__TASK GOAL__. Take the material below and write it all out again exactly.

Dataset entries on figures:
+++++

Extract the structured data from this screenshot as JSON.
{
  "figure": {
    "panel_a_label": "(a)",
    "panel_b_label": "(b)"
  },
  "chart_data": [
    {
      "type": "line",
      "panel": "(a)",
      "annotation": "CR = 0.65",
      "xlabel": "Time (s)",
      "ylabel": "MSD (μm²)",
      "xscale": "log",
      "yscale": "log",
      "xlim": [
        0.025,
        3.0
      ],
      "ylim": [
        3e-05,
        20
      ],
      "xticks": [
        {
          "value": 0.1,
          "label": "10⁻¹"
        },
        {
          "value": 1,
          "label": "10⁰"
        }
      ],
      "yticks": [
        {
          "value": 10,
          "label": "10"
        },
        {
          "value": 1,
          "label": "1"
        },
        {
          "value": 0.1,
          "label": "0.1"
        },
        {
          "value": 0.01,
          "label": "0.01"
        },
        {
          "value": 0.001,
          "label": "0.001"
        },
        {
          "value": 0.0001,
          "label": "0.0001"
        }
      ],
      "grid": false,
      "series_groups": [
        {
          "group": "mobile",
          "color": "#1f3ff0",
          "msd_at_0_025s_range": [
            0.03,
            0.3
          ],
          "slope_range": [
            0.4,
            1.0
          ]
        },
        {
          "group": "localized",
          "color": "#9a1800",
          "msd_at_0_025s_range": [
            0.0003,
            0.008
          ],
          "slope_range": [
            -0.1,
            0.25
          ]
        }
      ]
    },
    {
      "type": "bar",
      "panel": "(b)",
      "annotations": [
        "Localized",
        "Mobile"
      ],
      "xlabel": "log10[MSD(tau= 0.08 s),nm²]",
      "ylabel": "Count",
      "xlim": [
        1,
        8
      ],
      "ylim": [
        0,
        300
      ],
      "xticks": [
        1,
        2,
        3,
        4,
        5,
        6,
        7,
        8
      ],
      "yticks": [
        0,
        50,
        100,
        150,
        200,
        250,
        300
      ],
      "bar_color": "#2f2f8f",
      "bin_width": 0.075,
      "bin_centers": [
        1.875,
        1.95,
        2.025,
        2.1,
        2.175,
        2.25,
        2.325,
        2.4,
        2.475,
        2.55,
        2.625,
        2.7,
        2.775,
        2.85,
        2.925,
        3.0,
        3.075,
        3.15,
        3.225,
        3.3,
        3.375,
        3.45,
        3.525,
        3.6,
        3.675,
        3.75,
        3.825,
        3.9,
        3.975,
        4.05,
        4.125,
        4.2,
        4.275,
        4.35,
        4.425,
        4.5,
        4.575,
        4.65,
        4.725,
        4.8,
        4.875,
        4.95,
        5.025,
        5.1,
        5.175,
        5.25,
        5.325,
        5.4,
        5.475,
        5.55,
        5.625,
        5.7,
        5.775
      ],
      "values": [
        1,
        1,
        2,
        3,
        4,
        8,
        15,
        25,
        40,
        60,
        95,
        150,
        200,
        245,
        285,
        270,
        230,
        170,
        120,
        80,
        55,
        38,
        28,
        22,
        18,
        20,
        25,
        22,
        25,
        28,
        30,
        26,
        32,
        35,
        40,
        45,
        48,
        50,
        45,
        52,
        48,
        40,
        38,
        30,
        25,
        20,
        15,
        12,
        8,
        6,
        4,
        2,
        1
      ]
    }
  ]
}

+++++

__OUTPUT OF THE EXERCISE__.
Extract the structured data from this screenshot as JSON.
{
  "figure": {
    "panel_a_label": "(a)",
    "panel_b_label": "(b)"
  },
  "chart_data": [
    {
      "type": "line",
      "panel": "(a)",
      "annotation": "CR = 0.65",
      "xlabel": "Time (s)",
      "ylabel": "MSD (μm²)",
      "xscale": "log",
      "yscale": "log",
      "xlim": [
        0.025,
        3.0
      ],
      "ylim": [
        3e-05,
        20
      ],
      "xticks": [
        {
          "value": 0.1,
          "label": "10⁻¹"
        },
        {
          "value": 1,
          "label": "10⁰"
        }
      ],
      "yticks": [
        {
          "value": 10,
          "label": "10"
        },
        {
          "value": 1,
          "label": "1"
        },
        {
          "value": 0.1,
          "label": "0.1"
        },
        {
          "value": 0.01,
          "label": "0.01"
        },
        {
          "value": 0.001,
          "label": "0.001"
        },
        {
          "value": 0.0001,
          "label": "0.0001"
        }
      ],
      "grid": false,
      "series_groups": [
        {
          "group": "mobile",
          "color": "#1f3ff0",
          "msd_at_0_025s_range": [
            0.03,
            0.3
          ],
          "slope_range": [
            0.4,
            1.0
          ]
        },
        {
          "group": "localized",
          "color": "#9a1800",
          "msd_at_0_025s_range": [
            0.0003,
            0.008
          ],
          "slope_range": [
            -0.1,
            0.25
          ]
        }
      ]
    },
    {
      "type": "bar",
      "panel": "(b)",
      "annotations": [
        "Localized",
        "Mobile"
      ],
      "xlabel": "log10[MSD(tau= 0.08 s),nm²]",
      "ylabel": "Count",
      "xlim": [
        1,
        8
      ],
      "ylim": [
        0,
        300
      ],
      "xticks": [
        1,
        2,
        3,
        4,
        5,
        6,
        7,
        8
      ],
      "yticks": [
        0,
        50,
        100,
        150,
        200,
        250,
        300
      ],
      "bar_color": "#2f2f8f",
      "bin_width": 0.075,
      "bin_centers": [
        1.875,
        1.95,
        2.025,
        2.1,
        2.175,
        2.25,
        2.325,
        2.4,
        2.475,
        2.55,
        2.625,
        2.7,
        2.775,
        2.85,
        2.925,
        3.0,
        3.075,
        3.15,
        3.225,
        3.3,
        3.375,
        3.45,
        3.525,
        3.6,
        3.675,
        3.75,
        3.825,
        3.9,
        3.975,
        4.05,
        4.125,
        4.2,
        4.275,
        4.35,
        4.425,
        4.5,
        4.575,
        4.65,
        4.725,
        4.8,
        4.875,
        4.95,
        5.025,
        5.1,
        5.175,
        5.25,
        5.325,
        5.4,
        5.475,
        5.55,
        5.625,
        5.7,
        5.775
      ],
      "values": [
        1,
        1,
        2,
        3,
        4,
        8,
        15,
        25,
        40,
        60,
        95,
        150,
        200,
        245,
        285,
        270,
        230,
        170,
        120,
        80,
        55,
        38,
        28,
        22,
        18,
        20,
        25,
        22,
        25,
        28,
        30,
        26,
        32,
        35,
        40,
        45,
        48,
        50,
        45,
        52,
        48,
        40,
        38,
        30,
        25,
        20,
        15,
        12,
        8,
        6,
        4,
        2,
        1
      ]
    }
  ]
}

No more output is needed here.